◆ **WHAT YOU ARE ASKED TO DO**
Your task is to extract every line from the material below exactly.

━━━━━━━━━━━━━━━━━━━━

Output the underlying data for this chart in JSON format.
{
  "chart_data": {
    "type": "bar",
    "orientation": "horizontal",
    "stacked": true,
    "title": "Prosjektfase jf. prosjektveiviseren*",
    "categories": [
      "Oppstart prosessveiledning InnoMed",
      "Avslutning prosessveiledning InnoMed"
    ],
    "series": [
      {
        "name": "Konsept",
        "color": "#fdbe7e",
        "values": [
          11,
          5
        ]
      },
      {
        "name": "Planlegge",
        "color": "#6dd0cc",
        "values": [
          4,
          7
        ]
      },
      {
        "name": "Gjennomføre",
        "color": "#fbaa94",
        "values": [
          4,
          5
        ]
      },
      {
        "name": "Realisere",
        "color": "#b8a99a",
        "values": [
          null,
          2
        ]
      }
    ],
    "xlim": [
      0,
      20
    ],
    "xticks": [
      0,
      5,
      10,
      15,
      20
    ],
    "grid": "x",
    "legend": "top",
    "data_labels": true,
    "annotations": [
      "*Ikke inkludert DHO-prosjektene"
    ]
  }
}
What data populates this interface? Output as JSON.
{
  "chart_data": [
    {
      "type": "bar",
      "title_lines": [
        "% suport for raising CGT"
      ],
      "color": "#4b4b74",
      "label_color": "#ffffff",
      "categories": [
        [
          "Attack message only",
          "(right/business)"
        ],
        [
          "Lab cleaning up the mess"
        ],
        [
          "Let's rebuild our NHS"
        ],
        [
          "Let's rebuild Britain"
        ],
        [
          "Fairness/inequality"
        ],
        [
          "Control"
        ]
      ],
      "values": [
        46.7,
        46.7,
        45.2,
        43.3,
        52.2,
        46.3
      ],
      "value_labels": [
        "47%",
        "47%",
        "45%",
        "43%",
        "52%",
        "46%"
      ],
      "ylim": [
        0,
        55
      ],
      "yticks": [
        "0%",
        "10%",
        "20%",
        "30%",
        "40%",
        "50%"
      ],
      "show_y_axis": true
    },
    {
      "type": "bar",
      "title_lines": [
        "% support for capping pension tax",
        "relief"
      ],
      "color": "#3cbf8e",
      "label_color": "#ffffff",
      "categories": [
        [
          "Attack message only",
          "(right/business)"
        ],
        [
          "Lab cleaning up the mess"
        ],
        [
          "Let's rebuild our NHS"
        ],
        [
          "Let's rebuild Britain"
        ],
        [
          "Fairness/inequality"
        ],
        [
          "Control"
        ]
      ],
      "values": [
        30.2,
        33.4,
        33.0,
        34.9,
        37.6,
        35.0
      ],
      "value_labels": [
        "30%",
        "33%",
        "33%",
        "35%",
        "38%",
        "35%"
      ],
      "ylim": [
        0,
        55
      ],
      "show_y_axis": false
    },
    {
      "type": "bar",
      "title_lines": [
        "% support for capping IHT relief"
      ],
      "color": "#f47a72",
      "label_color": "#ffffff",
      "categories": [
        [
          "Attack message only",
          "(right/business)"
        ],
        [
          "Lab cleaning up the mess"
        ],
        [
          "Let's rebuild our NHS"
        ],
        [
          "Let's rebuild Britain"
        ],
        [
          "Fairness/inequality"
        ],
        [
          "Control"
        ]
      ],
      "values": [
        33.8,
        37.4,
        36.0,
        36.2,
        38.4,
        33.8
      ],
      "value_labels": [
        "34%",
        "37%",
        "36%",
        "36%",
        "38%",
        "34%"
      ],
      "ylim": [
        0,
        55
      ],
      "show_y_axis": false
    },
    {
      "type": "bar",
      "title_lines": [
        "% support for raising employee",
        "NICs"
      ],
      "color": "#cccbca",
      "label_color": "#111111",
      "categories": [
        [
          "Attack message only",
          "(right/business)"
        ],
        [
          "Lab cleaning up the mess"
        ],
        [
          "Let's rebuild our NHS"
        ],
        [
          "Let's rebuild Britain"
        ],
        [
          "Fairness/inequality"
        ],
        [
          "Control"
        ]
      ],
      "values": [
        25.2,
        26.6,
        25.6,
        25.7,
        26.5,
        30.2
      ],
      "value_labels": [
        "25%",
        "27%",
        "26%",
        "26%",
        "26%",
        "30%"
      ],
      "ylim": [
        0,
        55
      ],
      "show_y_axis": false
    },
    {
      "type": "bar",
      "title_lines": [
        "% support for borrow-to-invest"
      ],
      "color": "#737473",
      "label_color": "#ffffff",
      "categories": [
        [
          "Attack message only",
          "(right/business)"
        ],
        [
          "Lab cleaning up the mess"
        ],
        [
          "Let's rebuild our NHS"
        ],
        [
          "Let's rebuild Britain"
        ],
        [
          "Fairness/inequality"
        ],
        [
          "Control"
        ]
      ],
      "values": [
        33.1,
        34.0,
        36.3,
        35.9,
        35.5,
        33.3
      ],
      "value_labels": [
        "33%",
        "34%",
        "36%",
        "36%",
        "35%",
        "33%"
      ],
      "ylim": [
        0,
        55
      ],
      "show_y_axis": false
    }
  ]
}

━━━━━━━━━━━━━━━━━━━━

◆ **OUTPUT FOR THIS TASK**
Output the underlying data for this chart in JSON format.
{
  "chart_data": {
    "type": "bar",
    "orientation": "horizontal",
    "stacked": true,
    "title": "Prosjektfase jf. prosjektveiviseren*",
    "categories": [
      "Oppstart prosessveiledning InnoMed",
      "Avslutning prosessveiledning InnoMed"
    ],
    "series": [
      {
        "name": "Konsept",
        "color": "#fdbe7e",
        "values": [
          11,
          5
        ]
      },
      {
        "name": "Planlegge",
        "color": "#6dd0cc",
        "values": [
          4,
          7
        ]
      },
      {
        "name": "Gjennomføre",
        "color": "#fbaa94",
        "values": [
          4,
          5
        ]
      },
      {
        "name": "Realisere",
        "color": "#b8a99a",
        "values": [
          null,
          2
        ]
      }
    ],
    "xlim": [
      0,
      20
    ],
    "xticks": [
      0,
      5,
      10,
      15,
      20
    ],
    "grid": "x",
    "legend": "top",
    "data_labels": true,
    "annotations": [
      "*Ikke inkludert DHO-prosjektene"
    ]
  }
}
What data populates this interface? Output as JSON.
{
  "chart_data": [
    {
      "type": "bar",
      "title_lines": [
        "% suport for raising CGT"
      ],
      "color": "#4b4b74",
      "label_color": "#ffffff",
      "categories": [
        [
          "Attack message only",
          "(right/business)"
        ],
        [
          "Lab cleaning up the mess"
        ],
        [
          "Let's rebuild our NHS"
        ],
        [
          "Let's rebuild Britain"
        ],
        [
          "Fairness/inequality"
        ],
        [
          "Control"
        ]
      ],
      "values": [
        46.7,
        46.7,
        45.2,
        43.3,
        52.2,
        46.3
      ],
      "value_labels": [
        "47%",
        "47%",
        "45%",
        "43%",
        "52%",
        "46%"
      ],
      "ylim": [
        0,
        55
      ],
      "yticks": [
        "0%",
        "10%",
        "20%",
        "30%",
        "40%",
        "50%"
      ],
      "show_y_axis": true
    },
    {
      "type": "bar",
      "title_lines": [
        "% support for capping pension tax",
        "relief"
      ],
      "color": "#3cbf8e",
      "label_color": "#ffffff",
      "categories": [
        [
          "Attack message only",
          "(right/business)"
        ],
        [
          "Lab cleaning up the mess"
        ],
        [
          "Let's rebuild our NHS"
        ],
        [
          "Let's rebuild Britain"
        ],
        [
          "Fairness/inequality"
        ],
        [
          "Control"
        ]
      ],
      "values": [
        30.2,
        33.4,
        33.0,
        34.9,
        37.6,
        35.0
      ],
      "value_labels": [
        "30%",
        "33%",
        "33%",
        "35%",
        "38%",
        "35%"
      ],
      "ylim": [
        0,
        55
      ],
      "show_y_axis": false
    },
    {
      "type": "bar",
      "title_lines": [
        "% support for capping IHT relief"
      ],
      "color": "#f47a72",
      "label_color": "#ffffff",
      "categories": [
        [
          "Attack message only",
          "(right/business)"
        ],
        [
          "Lab cleaning up the mess"
        ],
        [
          "Let's rebuild our NHS"
        ],
        [
          "Let's rebuild Britain"
        ],
        [
          "Fairness/inequality"
        ],
        [
          "Control"
        ]
      ],
      "values": [
        33.8,
        37.4,
        36.0,
        36.2,
        38.4,
        33.8
      ],
      "value_labels": [
        "34%",
        "37%",
        "36%",
        "36%",
        "38%",
        "34%"
      ],
      "ylim": [
        0,
        55
      ],
      "show_y_axis": false
    },
    {
      "type": "bar",
      "title_lines": [
        "% support for raising employee",
        "NICs"
      ],
      "color": "#cccbca",
      "label_color": "#111111",
      "categories": [
        [
          "Attack message only",
          "(right/business)"
        ],
        [
          "Lab cleaning up the mess"
        ],
        [
          "Let's rebuild our NHS"
        ],
        [
          "Let's rebuild Britain"
        ],
        [
          "Fairness/inequality"
        ],
        [
          "Control"
        ]
      ],
      "values": [
        25.2,
        26.6,
        25.6,
        25.7,
        26.5,
        30.2
      ],
      "value_labels": [
        "25%",
        "27%",
        "26%",
        "26%",
        "26%",
        "30%"
      ],
      "ylim": [
        0,
        55
      ],
      "show_y_axis": false
    },
    {
      "type": "bar",
      "title_lines": [
        "% support for borrow-to-invest"
      ],
      "color": "#737473",
      "label_color": "#ffffff",
      "categories": [
        [
          "Attack message only",
          "(right/business)"
        ],
        [
          "Lab cleaning up the mess"
        ],
        [
          "Let's rebuild our NHS"
        ],
        [
          "Let's rebuild Britain"
        ],
        [
          "Fairness/inequality"
        ],
        [
          "Control"
        ]
      ],
      "values": [
        33.1,
        34.0,
        36.3,
        35.9,
        35.5,
        33.3
      ],
      "value_labels": [
        "33%",
        "34%",
        "36%",
        "36%",
        "35%",
        "33%"
      ],
      "ylim": [
        0,
        55
      ],
      "show_y_axis": false
    }
  ]
}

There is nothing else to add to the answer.